→ **Given task**: How many lines of the data hold the word "will"? State the number and nothing else.

→ **Data records**:
>> BEGIN

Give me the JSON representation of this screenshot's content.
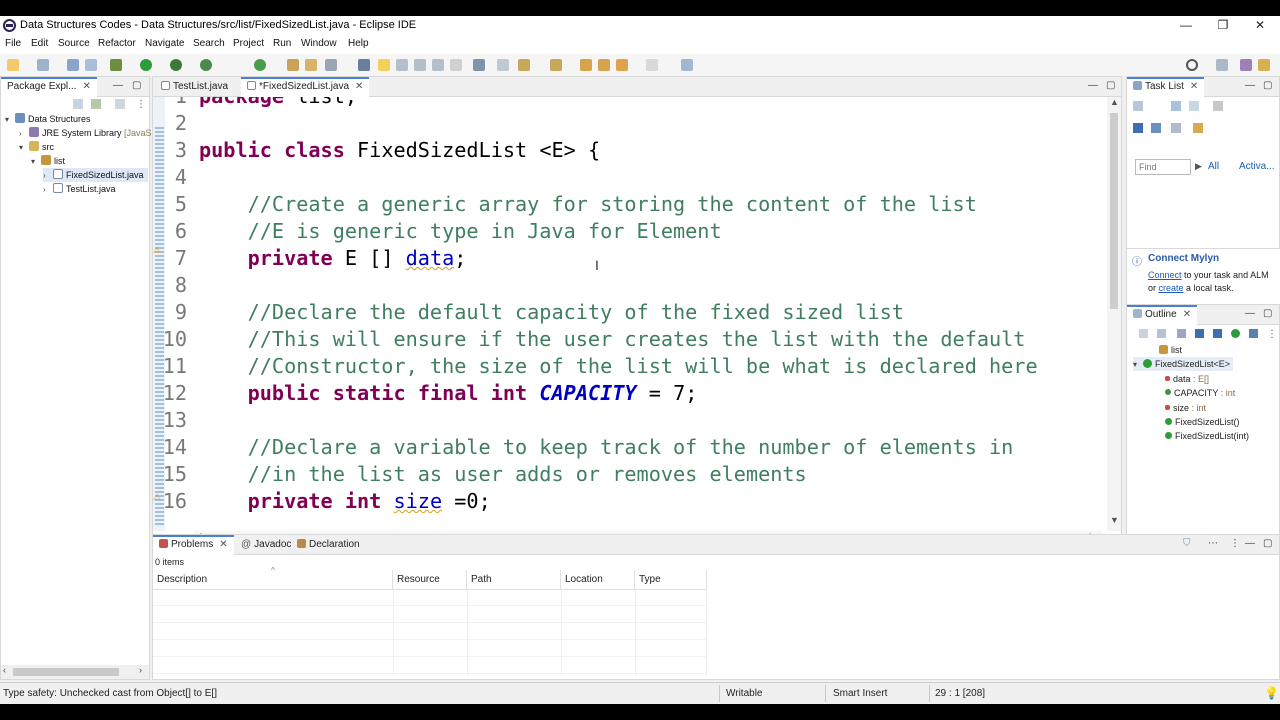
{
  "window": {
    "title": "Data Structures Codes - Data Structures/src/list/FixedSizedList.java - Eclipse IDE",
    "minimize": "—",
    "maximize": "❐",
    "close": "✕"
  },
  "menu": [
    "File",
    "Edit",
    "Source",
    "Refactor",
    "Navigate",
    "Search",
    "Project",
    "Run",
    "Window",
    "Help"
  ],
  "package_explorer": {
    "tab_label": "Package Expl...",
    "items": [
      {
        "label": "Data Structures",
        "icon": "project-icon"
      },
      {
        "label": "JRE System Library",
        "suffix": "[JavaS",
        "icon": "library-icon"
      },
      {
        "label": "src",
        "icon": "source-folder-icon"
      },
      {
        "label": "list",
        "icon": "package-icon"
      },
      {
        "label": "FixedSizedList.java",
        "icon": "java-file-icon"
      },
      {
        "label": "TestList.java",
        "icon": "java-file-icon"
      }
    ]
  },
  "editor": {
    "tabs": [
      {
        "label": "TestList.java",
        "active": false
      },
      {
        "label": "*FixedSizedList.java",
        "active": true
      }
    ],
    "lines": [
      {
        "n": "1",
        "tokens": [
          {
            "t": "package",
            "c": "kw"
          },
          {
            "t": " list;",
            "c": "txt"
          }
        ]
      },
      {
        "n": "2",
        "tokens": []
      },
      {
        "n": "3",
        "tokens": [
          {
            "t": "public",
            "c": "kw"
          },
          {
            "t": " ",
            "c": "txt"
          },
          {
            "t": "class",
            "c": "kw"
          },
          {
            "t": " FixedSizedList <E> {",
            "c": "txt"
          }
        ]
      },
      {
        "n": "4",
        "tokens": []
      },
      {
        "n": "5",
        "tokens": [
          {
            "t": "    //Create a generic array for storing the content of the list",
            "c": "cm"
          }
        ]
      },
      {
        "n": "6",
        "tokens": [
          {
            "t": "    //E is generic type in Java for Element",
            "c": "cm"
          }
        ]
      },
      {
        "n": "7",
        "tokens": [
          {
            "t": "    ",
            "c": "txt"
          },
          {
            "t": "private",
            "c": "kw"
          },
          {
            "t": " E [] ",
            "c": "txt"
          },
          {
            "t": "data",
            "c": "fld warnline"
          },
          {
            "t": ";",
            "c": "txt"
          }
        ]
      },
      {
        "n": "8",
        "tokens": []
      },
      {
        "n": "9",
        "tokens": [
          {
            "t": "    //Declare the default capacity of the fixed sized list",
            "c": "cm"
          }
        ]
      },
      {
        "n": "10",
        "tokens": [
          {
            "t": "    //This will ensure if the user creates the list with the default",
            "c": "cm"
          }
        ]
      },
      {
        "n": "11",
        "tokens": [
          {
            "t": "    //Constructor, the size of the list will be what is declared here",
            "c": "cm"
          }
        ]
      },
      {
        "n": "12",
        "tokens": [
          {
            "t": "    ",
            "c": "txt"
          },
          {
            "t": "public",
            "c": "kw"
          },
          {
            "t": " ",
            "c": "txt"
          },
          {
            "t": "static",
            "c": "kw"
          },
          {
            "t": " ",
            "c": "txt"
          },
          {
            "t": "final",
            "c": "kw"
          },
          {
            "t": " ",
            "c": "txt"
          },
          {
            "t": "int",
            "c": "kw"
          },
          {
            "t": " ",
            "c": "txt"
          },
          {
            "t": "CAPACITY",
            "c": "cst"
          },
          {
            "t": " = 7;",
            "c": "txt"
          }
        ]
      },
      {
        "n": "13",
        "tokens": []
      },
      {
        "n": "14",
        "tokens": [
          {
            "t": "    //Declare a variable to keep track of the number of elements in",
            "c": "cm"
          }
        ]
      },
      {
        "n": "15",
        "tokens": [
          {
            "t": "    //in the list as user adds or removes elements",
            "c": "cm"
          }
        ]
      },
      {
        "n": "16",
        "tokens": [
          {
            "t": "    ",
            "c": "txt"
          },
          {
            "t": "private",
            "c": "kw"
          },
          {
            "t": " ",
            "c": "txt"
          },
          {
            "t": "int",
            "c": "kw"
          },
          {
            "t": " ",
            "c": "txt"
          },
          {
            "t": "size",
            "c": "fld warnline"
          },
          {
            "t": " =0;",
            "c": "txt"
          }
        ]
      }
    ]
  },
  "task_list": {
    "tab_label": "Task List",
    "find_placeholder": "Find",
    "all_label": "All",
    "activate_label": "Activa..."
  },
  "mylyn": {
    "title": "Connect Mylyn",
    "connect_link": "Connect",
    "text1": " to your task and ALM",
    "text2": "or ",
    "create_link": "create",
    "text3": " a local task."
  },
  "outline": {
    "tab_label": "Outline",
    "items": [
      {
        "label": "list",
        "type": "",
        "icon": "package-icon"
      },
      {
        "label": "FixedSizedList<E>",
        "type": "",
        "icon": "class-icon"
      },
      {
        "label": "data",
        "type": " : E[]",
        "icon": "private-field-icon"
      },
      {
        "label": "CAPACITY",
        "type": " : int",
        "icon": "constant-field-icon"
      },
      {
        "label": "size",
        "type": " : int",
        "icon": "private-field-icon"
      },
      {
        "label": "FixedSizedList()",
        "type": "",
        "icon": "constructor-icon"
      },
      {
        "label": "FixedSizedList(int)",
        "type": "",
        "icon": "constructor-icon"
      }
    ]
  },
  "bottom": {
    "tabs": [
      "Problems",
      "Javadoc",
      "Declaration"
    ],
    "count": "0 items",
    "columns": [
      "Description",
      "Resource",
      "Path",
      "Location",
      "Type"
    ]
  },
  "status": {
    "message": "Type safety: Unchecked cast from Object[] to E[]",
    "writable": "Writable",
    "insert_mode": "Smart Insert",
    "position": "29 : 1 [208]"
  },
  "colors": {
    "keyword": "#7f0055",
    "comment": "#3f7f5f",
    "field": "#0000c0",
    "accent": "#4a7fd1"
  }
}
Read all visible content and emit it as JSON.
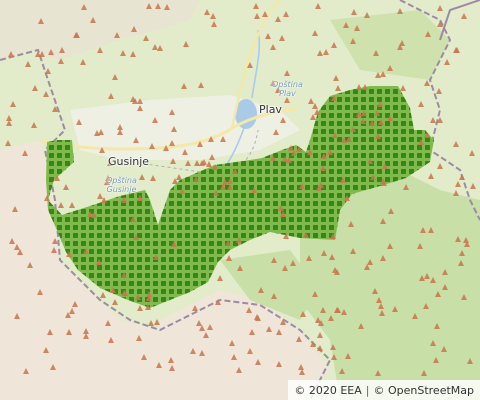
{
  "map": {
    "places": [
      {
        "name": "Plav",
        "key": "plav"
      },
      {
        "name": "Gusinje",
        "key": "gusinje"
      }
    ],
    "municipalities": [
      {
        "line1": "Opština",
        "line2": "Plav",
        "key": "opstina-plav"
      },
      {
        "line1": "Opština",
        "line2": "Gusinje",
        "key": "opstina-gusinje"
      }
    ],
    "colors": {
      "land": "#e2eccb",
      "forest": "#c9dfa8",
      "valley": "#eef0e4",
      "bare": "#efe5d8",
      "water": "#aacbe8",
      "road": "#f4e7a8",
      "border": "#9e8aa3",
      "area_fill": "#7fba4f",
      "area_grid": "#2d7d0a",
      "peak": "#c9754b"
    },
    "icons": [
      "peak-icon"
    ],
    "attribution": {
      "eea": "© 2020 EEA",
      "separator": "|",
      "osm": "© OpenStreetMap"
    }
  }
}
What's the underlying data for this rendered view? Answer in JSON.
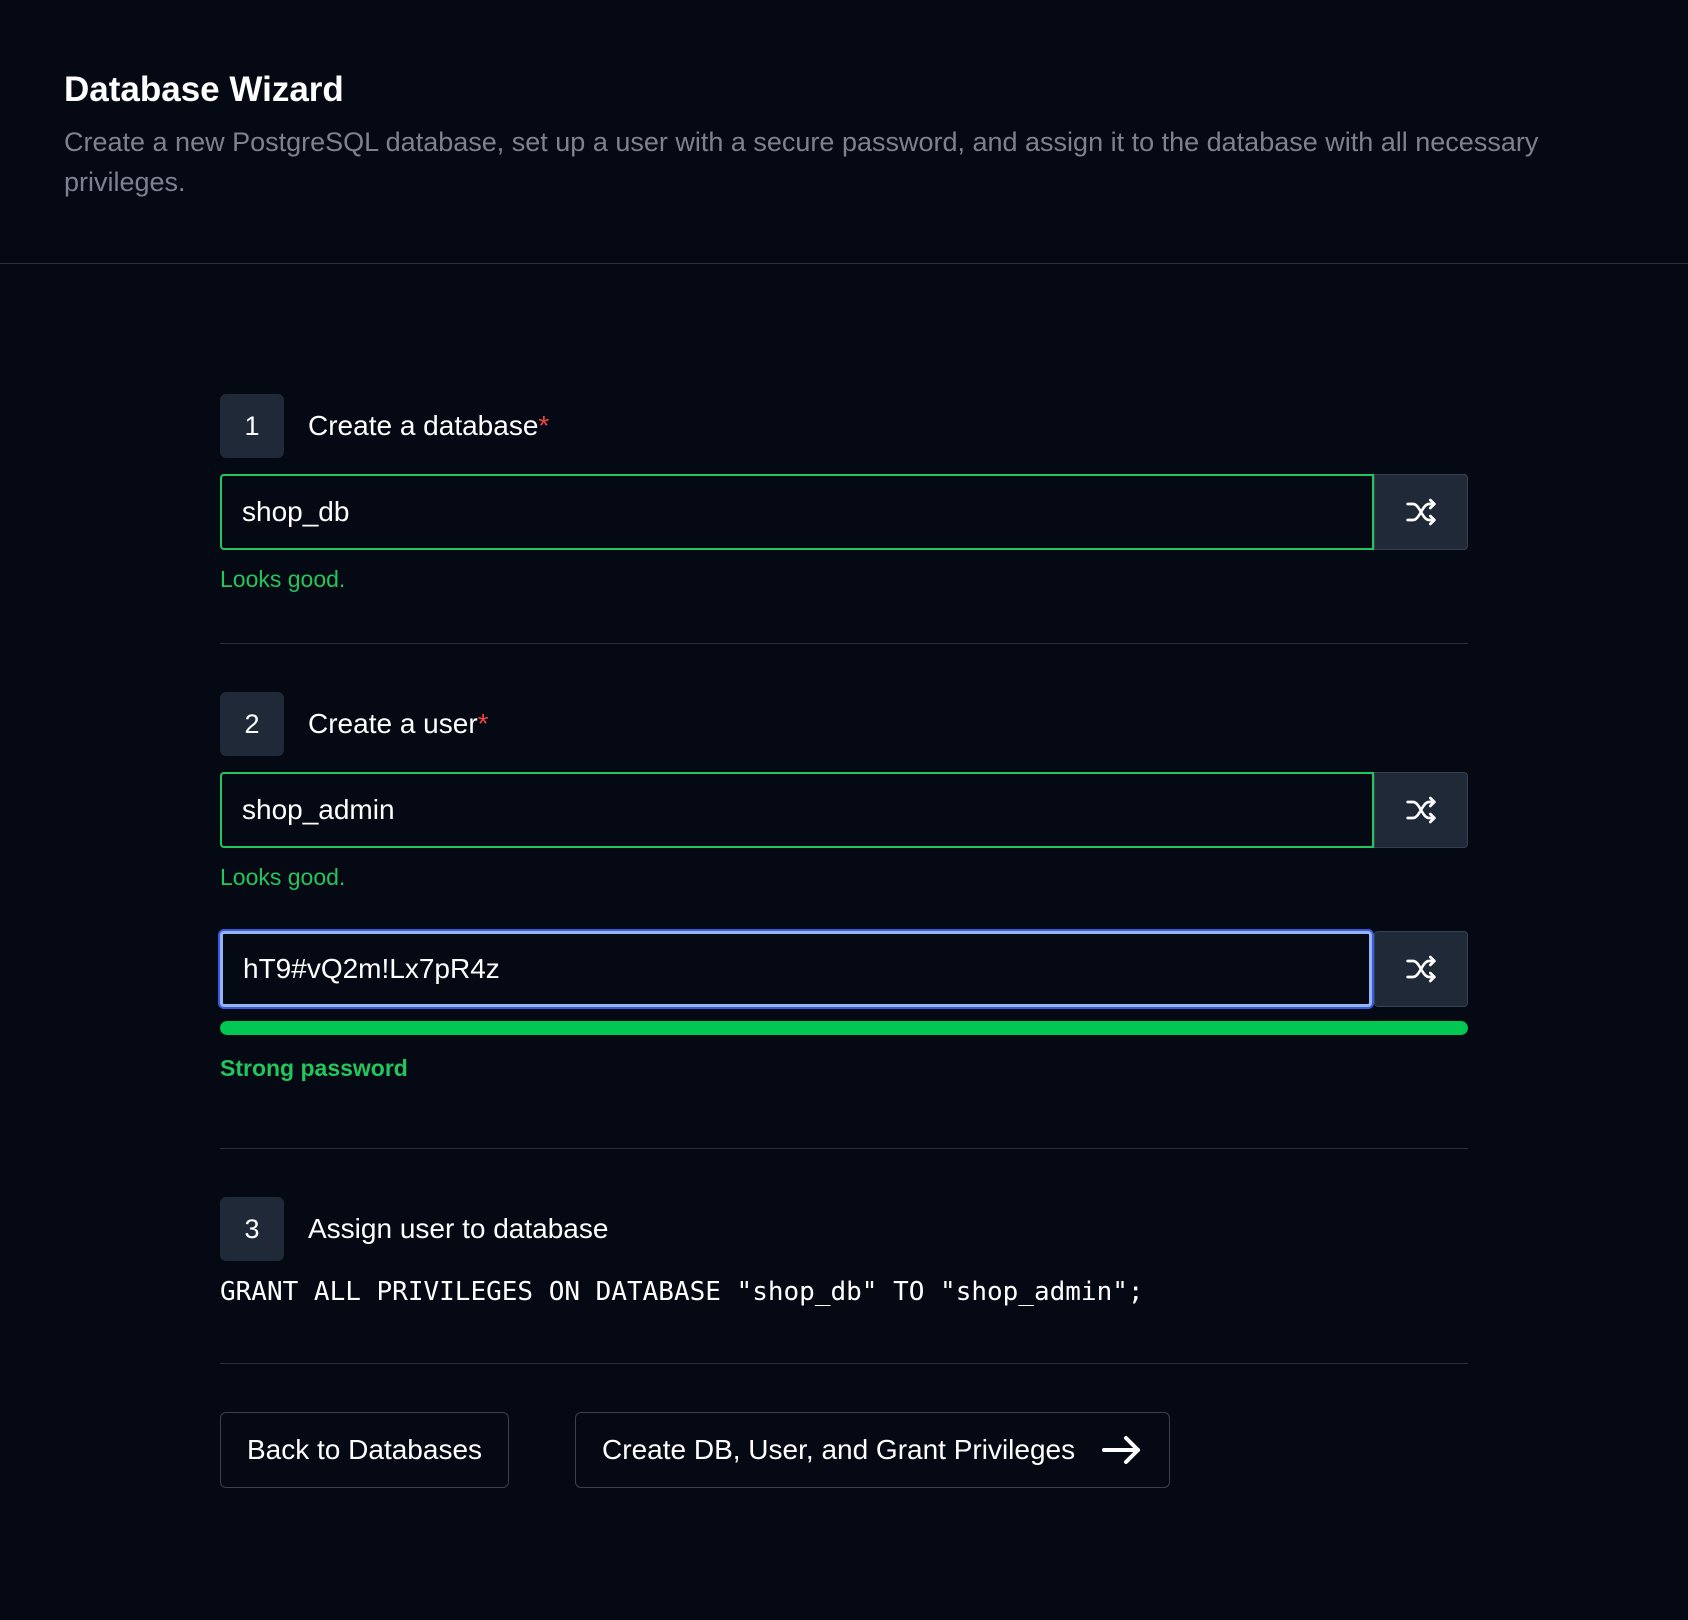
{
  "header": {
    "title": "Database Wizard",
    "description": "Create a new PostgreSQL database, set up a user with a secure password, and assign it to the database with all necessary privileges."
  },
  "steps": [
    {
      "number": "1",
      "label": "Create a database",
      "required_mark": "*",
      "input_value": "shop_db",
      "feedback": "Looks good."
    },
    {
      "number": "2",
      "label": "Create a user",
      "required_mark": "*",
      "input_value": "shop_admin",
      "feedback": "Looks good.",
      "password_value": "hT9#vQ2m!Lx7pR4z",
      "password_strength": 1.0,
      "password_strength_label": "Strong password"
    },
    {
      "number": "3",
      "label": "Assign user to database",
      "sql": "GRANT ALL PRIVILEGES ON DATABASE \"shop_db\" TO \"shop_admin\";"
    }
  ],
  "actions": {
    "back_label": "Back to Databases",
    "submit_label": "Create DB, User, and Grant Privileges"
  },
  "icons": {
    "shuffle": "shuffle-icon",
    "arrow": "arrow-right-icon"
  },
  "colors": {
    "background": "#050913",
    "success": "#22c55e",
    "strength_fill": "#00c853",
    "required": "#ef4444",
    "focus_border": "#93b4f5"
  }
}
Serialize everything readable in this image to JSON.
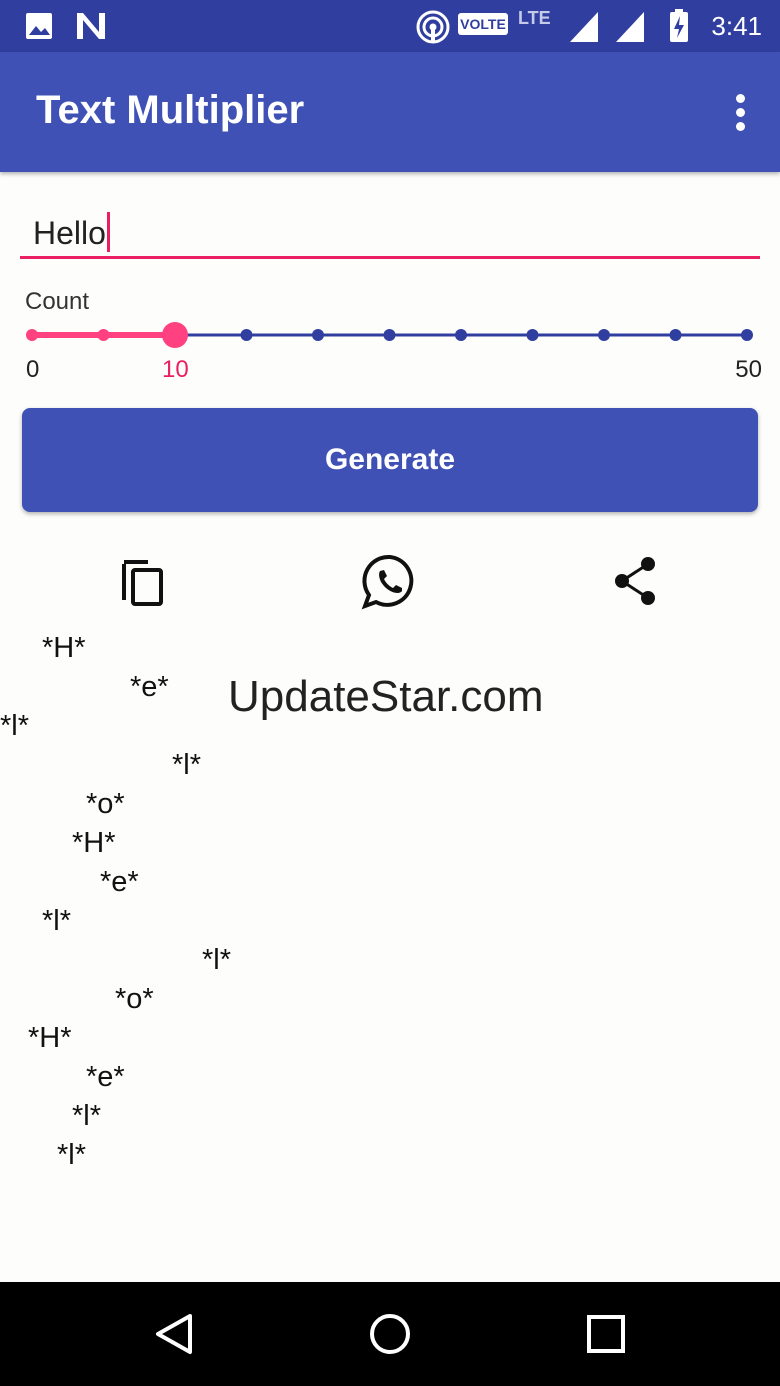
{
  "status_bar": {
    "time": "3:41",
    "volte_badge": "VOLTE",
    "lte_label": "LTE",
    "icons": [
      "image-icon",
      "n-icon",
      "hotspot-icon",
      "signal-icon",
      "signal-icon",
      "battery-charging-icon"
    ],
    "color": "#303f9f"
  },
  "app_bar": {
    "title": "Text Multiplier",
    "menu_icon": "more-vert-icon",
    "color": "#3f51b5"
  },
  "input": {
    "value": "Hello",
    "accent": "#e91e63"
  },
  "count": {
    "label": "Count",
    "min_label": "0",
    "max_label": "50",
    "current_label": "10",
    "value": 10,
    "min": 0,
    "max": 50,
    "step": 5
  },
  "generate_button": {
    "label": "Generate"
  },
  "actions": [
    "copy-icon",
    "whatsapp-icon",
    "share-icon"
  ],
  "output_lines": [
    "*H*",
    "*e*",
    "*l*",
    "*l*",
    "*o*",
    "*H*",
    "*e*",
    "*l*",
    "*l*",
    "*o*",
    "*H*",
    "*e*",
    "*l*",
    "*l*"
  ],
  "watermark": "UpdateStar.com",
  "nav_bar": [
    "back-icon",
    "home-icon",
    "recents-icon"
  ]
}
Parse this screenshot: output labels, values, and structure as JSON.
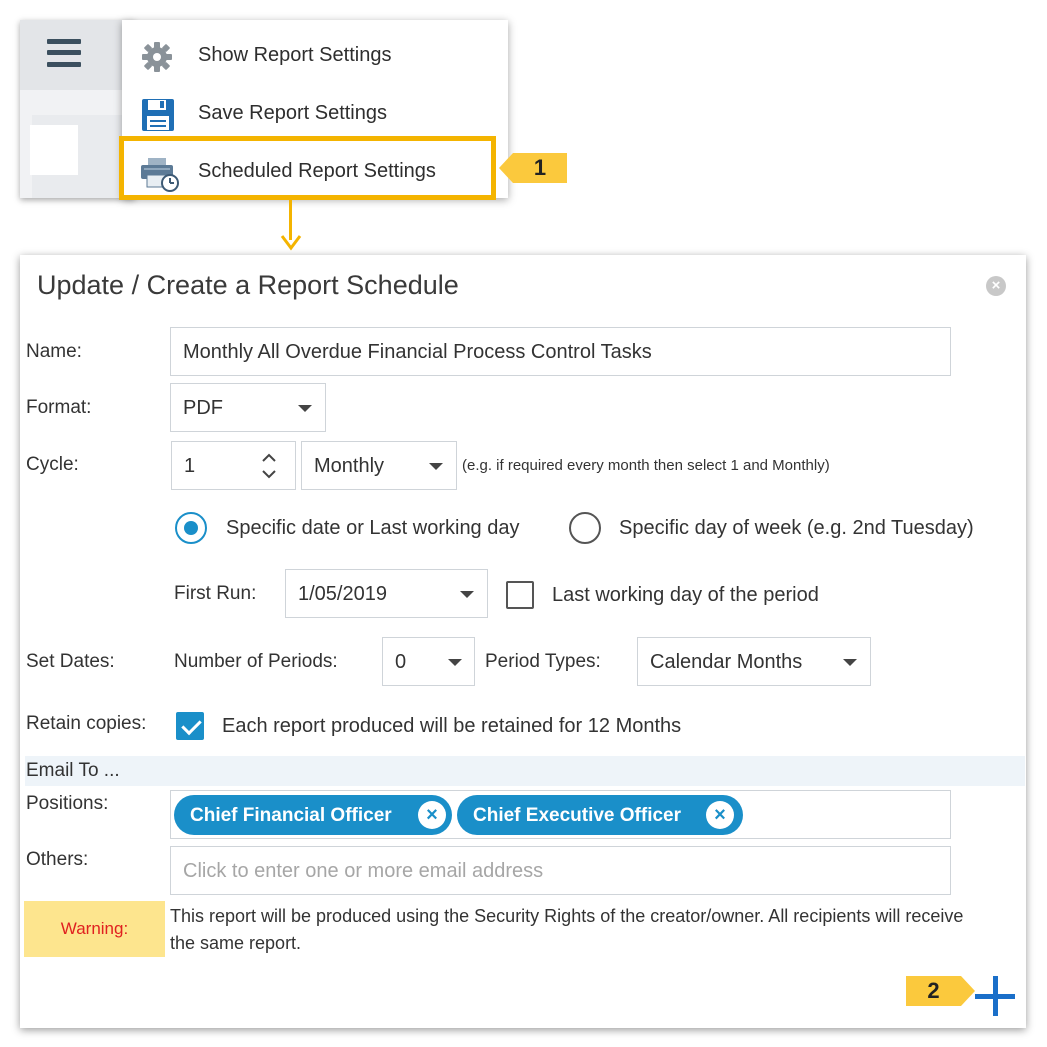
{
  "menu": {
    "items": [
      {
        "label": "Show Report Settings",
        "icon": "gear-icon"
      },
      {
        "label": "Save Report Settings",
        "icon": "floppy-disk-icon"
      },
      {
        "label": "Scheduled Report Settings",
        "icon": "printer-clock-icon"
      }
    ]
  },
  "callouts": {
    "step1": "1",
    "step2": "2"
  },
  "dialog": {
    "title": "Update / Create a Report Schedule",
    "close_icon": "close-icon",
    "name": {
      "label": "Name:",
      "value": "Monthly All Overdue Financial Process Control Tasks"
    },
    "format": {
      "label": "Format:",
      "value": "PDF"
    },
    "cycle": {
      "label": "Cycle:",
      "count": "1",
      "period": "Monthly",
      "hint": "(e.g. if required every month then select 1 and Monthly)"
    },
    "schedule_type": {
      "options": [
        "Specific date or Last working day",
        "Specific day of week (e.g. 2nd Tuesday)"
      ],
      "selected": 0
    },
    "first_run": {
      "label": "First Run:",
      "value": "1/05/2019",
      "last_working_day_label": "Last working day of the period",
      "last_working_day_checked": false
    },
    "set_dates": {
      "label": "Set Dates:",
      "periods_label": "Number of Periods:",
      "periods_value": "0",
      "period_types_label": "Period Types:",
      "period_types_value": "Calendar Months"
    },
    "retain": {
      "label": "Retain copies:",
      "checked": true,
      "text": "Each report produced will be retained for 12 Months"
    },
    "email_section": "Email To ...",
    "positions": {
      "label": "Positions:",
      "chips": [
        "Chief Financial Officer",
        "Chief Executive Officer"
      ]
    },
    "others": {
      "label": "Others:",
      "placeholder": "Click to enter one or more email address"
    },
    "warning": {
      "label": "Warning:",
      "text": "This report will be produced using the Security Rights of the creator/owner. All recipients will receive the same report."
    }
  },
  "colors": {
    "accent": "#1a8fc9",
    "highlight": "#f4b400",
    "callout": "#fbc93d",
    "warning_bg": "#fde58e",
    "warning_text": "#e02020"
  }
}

>> END

→ **Response below**: 4